_What you will do_
Return the data exactly, with all pictures removed.

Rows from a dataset
▽

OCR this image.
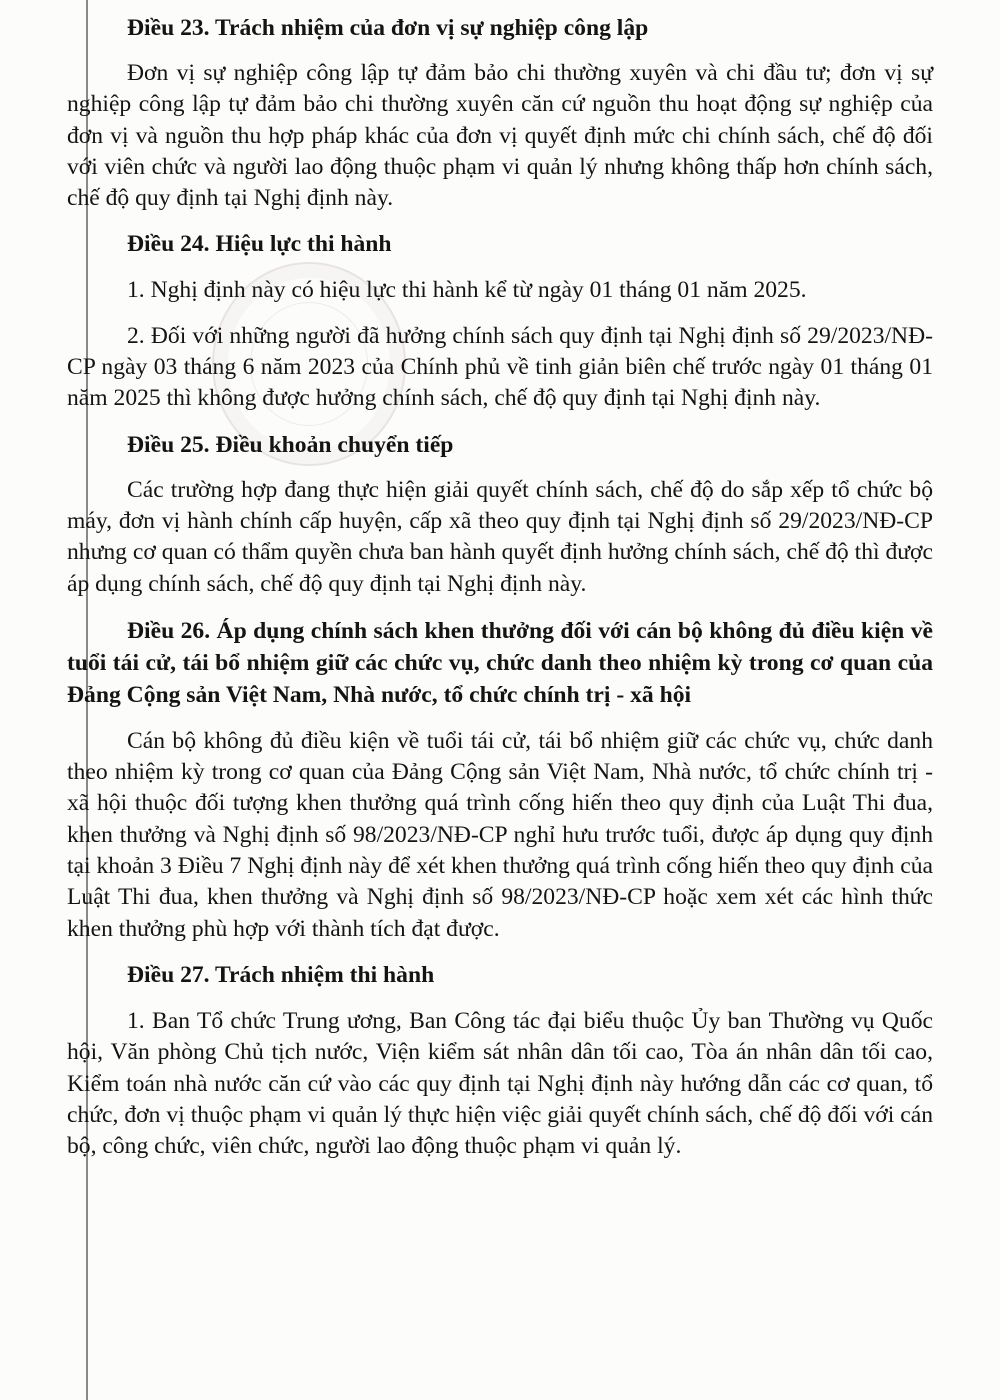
Điều 23. Trách nhiệm của đơn vị sự nghiệp công lập

Đơn vị sự nghiệp công lập tự đảm bảo chi thường xuyên và chi đầu tư; đơn vị sự nghiệp công lập tự đảm bảo chi thường xuyên căn cứ nguồn thu hoạt động sự nghiệp của đơn vị và nguồn thu hợp pháp khác của đơn vị quyết định mức chi chính sách, chế độ đối với viên chức và người lao động thuộc phạm vi quản lý nhưng không thấp hơn chính sách, chế độ quy định tại Nghị định này.

Điều 24. Hiệu lực thi hành

1. Nghị định này có hiệu lực thi hành kể từ ngày 01 tháng 01 năm 2025.

2. Đối với những người đã hưởng chính sách quy định tại Nghị định số 29/2023/NĐ-CP ngày 03 tháng 6 năm 2023 của Chính phủ về tinh giản biên chế trước ngày 01 tháng 01 năm 2025 thì không được hưởng chính sách, chế độ quy định tại Nghị định này.

Điều 25. Điều khoản chuyển tiếp

Các trường hợp đang thực hiện giải quyết chính sách, chế độ do sắp xếp tổ chức bộ máy, đơn vị hành chính cấp huyện, cấp xã theo quy định tại Nghị định số 29/2023/NĐ-CP nhưng cơ quan có thẩm quyền chưa ban hành quyết định hưởng chính sách, chế độ thì được áp dụng chính sách, chế độ quy định tại Nghị định này.

Điều 26. Áp dụng chính sách khen thưởng đối với cán bộ không đủ điều kiện về tuổi tái cử, tái bổ nhiệm giữ các chức vụ, chức danh theo nhiệm kỳ trong cơ quan của Đảng Cộng sản Việt Nam, Nhà nước, tổ chức chính trị - xã hội

Cán bộ không đủ điều kiện về tuổi tái cử, tái bổ nhiệm giữ các chức vụ, chức danh theo nhiệm kỳ trong cơ quan của Đảng Cộng sản Việt Nam, Nhà nước, tổ chức chính trị - xã hội thuộc đối tượng khen thưởng quá trình cống hiến theo quy định của Luật Thi đua, khen thưởng và Nghị định số 98/2023/NĐ-CP nghỉ hưu trước tuổi, được áp dụng quy định tại khoản 3 Điều 7 Nghị định này để xét khen thưởng quá trình cống hiến theo quy định của Luật Thi đua, khen thưởng và Nghị định số 98/2023/NĐ-CP hoặc xem xét các hình thức khen thưởng phù hợp với thành tích đạt được.

Điều 27. Trách nhiệm thi hành

1. Ban Tổ chức Trung ương, Ban Công tác đại biểu thuộc Ủy ban Thường vụ Quốc hội, Văn phòng Chủ tịch nước, Viện kiểm sát nhân dân tối cao, Tòa án nhân dân tối cao, Kiểm toán nhà nước căn cứ vào các quy định tại Nghị định này hướng dẫn các cơ quan, tổ chức, đơn vị thuộc phạm vi quản lý thực hiện việc giải quyết chính sách, chế độ đối với cán bộ, công chức, viên chức, người lao động thuộc phạm vi quản lý.
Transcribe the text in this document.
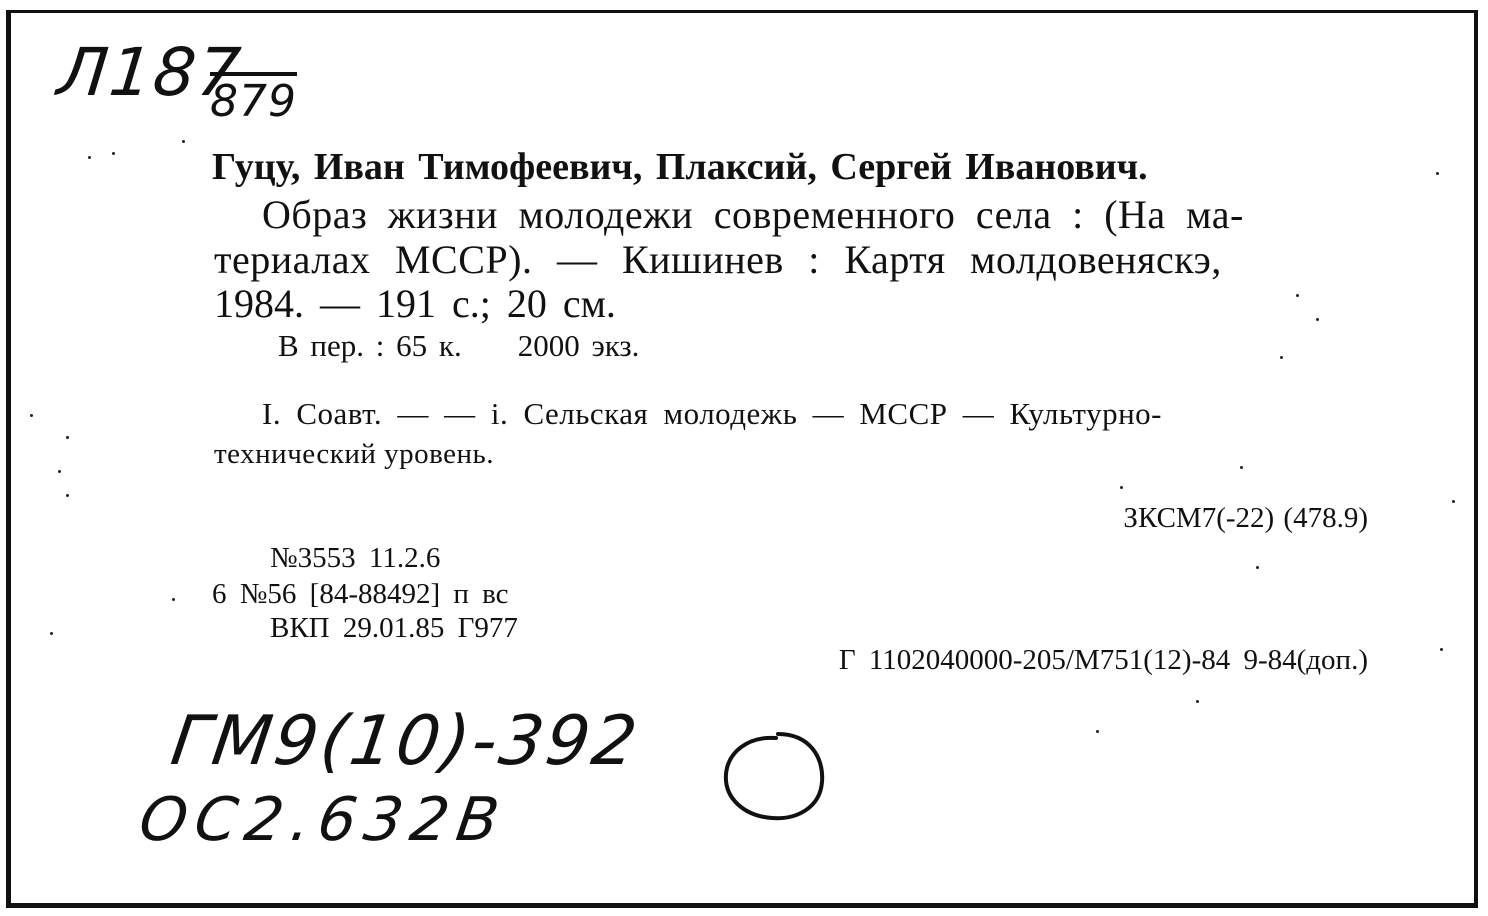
Л187
879
Гуцу, Иван Тимофеевич, Плаксий, Сергей Иванович.
Образ жизни молодежи современного села : (На ма-
териалах МССР). — Кишинев : Картя молдовеняскэ,
1984. — 191 с.; 20 см.
В пер. : 65 к. 2000 экз.
I. Соавт. — — i. Сельская молодежь — МССР — Культурно-
технический уровень.
ЗКСМ7(-22) (478.9)
№3553 11.2.6
6 №56 [84-88492] п вс
ВКП 29.01.85 Г977
Г 1102040000-205/М751(12)-84 9-84(доп.)
ГМ9(10)-392
ОС2.632В
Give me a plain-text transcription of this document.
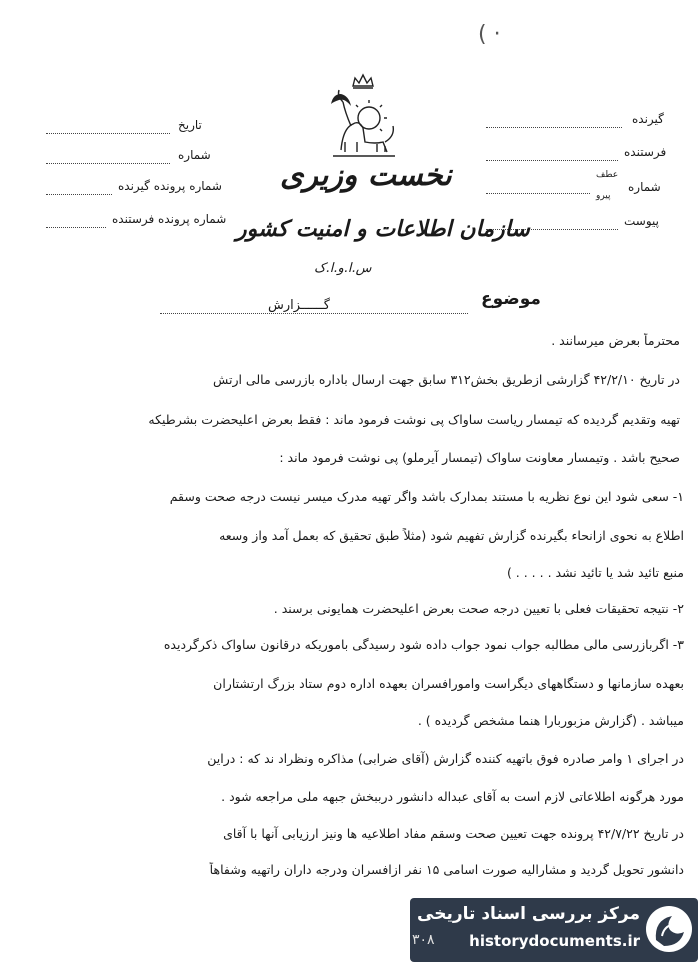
( ·
تاریخ
شماره
شماره پرونده گیرنده
شماره پرونده فرستنده
گیرنده
فرستنده
شماره
عطف
پیرو
پیوست
نخست وزیری
سازمان اطلاعات و امنیت کشور
س.ا.و.ا.ک
موضوع
گــــــزارش
محترماً بعرض میرسانند .
در تاریخ ۴۲/۲/۱۰ گزارشی ازطریق بخش۳۱۲ سابق جهت ارسال باداره بازرسی مالی ارتش
تهیه وتقدیم گردیده که تیمسار ریاست ساواک پی نوشت فرمود ماند : فقط بعرض اعلیحضرت بشرطیکه
صحیح باشد . وتیمسار معاونت ساواک (تیمسار آیرملو) پی نوشت فرمود ماند :
۱- سعی شود این نوع نظریه با مستند بمدارک باشد واگر تهیه مدرک میسر نیست درجه صحت وسقم
اطلاع به نحوی ازانحاء بگیرنده گزارش تفهیم شود (مثلاً طبق تحقیق که بعمل آمد واز وسعه
منبع تائید شد یا تائید نشد . . . . . )
۲- نتیجه تحقیقات فعلی با تعیین درجه صحت بعرض اعلیحضرت همایونی برسند .
۳- اگربازرسی مالی مطالبه جواب نمود جواب داده شود رسیدگی باموریکه درقانون ساواک ذکرگردیده
بعهده سازمانها و دستگاههای دیگراست وامورافسران بعهده اداره دوم ستاد بزرگ ارتشتاران
میباشد . (گزارش مزبوربارا هنما مشخص گردیده ) .
در اجرای ۱ وامر صادره فوق باتهیه کننده گزارش (آقای ضرابی) مذاکره ونظراد ند که : دراین
مورد هرگونه اطلاعاتی لازم است به آقای عبداله دانشور درببخش جبهه ملی مراجعه شود .
در تاریخ ۴۲/۷/۲۲ پرونده جهت تعیین صحت وسقم مفاد اطلاعیه ها ونیز ارزیابی آنها با آقای
دانشور تحویل گردید و مشارالیه صورت اسامی ۱۵ نفر ازافسران ودرجه داران راتهیه وشفاهاً
مرکز بررسی اسناد تاریخی
historydocuments.ir
۳۰۸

△

_Response_
OCR this image.
Điều 23. Trách nhiệm của đơn vị sự nghiệp công lập

Đơn vị sự nghiệp công lập tự đảm bảo chi thường xuyên và chi đầu tư; đơn vị sự nghiệp công lập tự đảm bảo chi thường xuyên căn cứ nguồn thu hoạt động sự nghiệp của đơn vị và nguồn thu hợp pháp khác của đơn vị quyết định mức chi chính sách, chế độ đối với viên chức và người lao động thuộc phạm vi quản lý nhưng không thấp hơn chính sách, chế độ quy định tại Nghị định này.

Điều 24. Hiệu lực thi hành

1. Nghị định này có hiệu lực thi hành kể từ ngày 01 tháng 01 năm 2025.

2. Đối với những người đã hưởng chính sách quy định tại Nghị định số 29/2023/NĐ-CP ngày 03 tháng 6 năm 2023 của Chính phủ về tinh giản biên chế trước ngày 01 tháng 01 năm 2025 thì không được hưởng chính sách, chế độ quy định tại Nghị định này.

Điều 25. Điều khoản chuyển tiếp

Các trường hợp đang thực hiện giải quyết chính sách, chế độ do sắp xếp tổ chức bộ máy, đơn vị hành chính cấp huyện, cấp xã theo quy định tại Nghị định số 29/2023/NĐ-CP nhưng cơ quan có thẩm quyền chưa ban hành quyết định hưởng chính sách, chế độ thì được áp dụng chính sách, chế độ quy định tại Nghị định này.

Điều 26. Áp dụng chính sách khen thưởng đối với cán bộ không đủ điều kiện về tuổi tái cử, tái bổ nhiệm giữ các chức vụ, chức danh theo nhiệm kỳ trong cơ quan của Đảng Cộng sản Việt Nam, Nhà nước, tổ chức chính trị - xã hội

Cán bộ không đủ điều kiện về tuổi tái cử, tái bổ nhiệm giữ các chức vụ, chức danh theo nhiệm kỳ trong cơ quan của Đảng Cộng sản Việt Nam, Nhà nước, tổ chức chính trị - xã hội thuộc đối tượng khen thưởng quá trình cống hiến theo quy định của Luật Thi đua, khen thưởng và Nghị định số 98/2023/NĐ-CP nghỉ hưu trước tuổi, được áp dụng quy định tại khoản 3 Điều 7 Nghị định này để xét khen thưởng quá trình cống hiến theo quy định của Luật Thi đua, khen thưởng và Nghị định số 98/2023/NĐ-CP hoặc xem xét các hình thức khen thưởng phù hợp với thành tích đạt được.

Điều 27. Trách nhiệm thi hành

1. Ban Tổ chức Trung ương, Ban Công tác đại biểu thuộc Ủy ban Thường vụ Quốc hội, Văn phòng Chủ tịch nước, Viện kiểm sát nhân dân tối cao, Tòa án nhân dân tối cao, Kiểm toán nhà nước căn cứ vào các quy định tại Nghị định này hướng dẫn các cơ quan, tổ chức, đơn vị thuộc phạm vi quản lý thực hiện việc giải quyết chính sách, chế độ đối với cán bộ, công chức, viên chức, người lao động thuộc phạm vi quản lý.
Transcribe the text in this document.
Л187
879
Гуцу, Иван Тимофеевич, Плаксий, Сергей Иванович.
Образ жизни молодежи современного села : (На ма-
териалах МССР). — Кишинев : Картя молдовеняскэ,
1984. — 191 с.; 20 см.
В пер. : 65 к. 2000 экз.
I. Соавт. — — i. Сельская молодежь — МССР — Культурно-
технический уровень.
ЗКСМ7(-22) (478.9)
№3553 11.2.6
6 №56 [84-88492] п вс
ВКП 29.01.85 Г977
Г 1102040000-205/М751(12)-84 9-84(доп.)
ГМ9(10)-392
ОС2.632В
Give me a plain-text transcription of this document.
( ·
تاریخ
شماره
شماره پرونده گیرنده
شماره پرونده فرستنده
گیرنده
فرستنده
شماره
عطف
پیرو
پیوست
نخست وزیری
سازمان اطلاعات و امنیت کشور
س.ا.و.ا.ک
موضوع
گــــــزارش
محترماً بعرض میرسانند .
در تاریخ ۴۲/۲/۱۰ گزارشی ازطریق بخش۳۱۲ سابق جهت ارسال باداره بازرسی مالی ارتش
تهیه وتقدیم گردیده که تیمسار ریاست ساواک پی نوشت فرمود ماند : فقط بعرض اعلیحضرت بشرطیکه
صحیح باشد . وتیمسار معاونت ساواک (تیمسار آیرملو) پی نوشت فرمود ماند :
۱- سعی شود این نوع نظریه با مستند بمدارک باشد واگر تهیه مدرک میسر نیست درجه صحت وسقم
اطلاع به نحوی ازانحاء بگیرنده گزارش تفهیم شود (مثلاً طبق تحقیق که بعمل آمد واز وسعه
منبع تائید شد یا تائید نشد . . . . . )
۲- نتیجه تحقیقات فعلی با تعیین درجه صحت بعرض اعلیحضرت همایونی برسند .
۳- اگربازرسی مالی مطالبه جواب نمود جواب داده شود رسیدگی باموریکه درقانون ساواک ذکرگردیده
بعهده سازمانها و دستگاههای دیگراست وامورافسران بعهده اداره دوم ستاد بزرگ ارتشتاران
میباشد . (گزارش مزبوربارا هنما مشخص گردیده ) .
در اجرای ۱ وامر صادره فوق باتهیه کننده گزارش (آقای ضرابی) مذاکره ونظراد ند که : دراین
مورد هرگونه اطلاعاتی لازم است به آقای عبداله دانشور درببخش جبهه ملی مراجعه شود .
در تاریخ ۴۲/۷/۲۲ پرونده جهت تعیین صحت وسقم مفاد اطلاعیه ها ونیز ارزیابی آنها با آقای
دانشور تحویل گردید و مشارالیه صورت اسامی ۱۵ نفر ازافسران ودرجه داران راتهیه وشفاهاً
مرکز بررسی اسناد تاریخی
historydocuments.ir
۳۰۸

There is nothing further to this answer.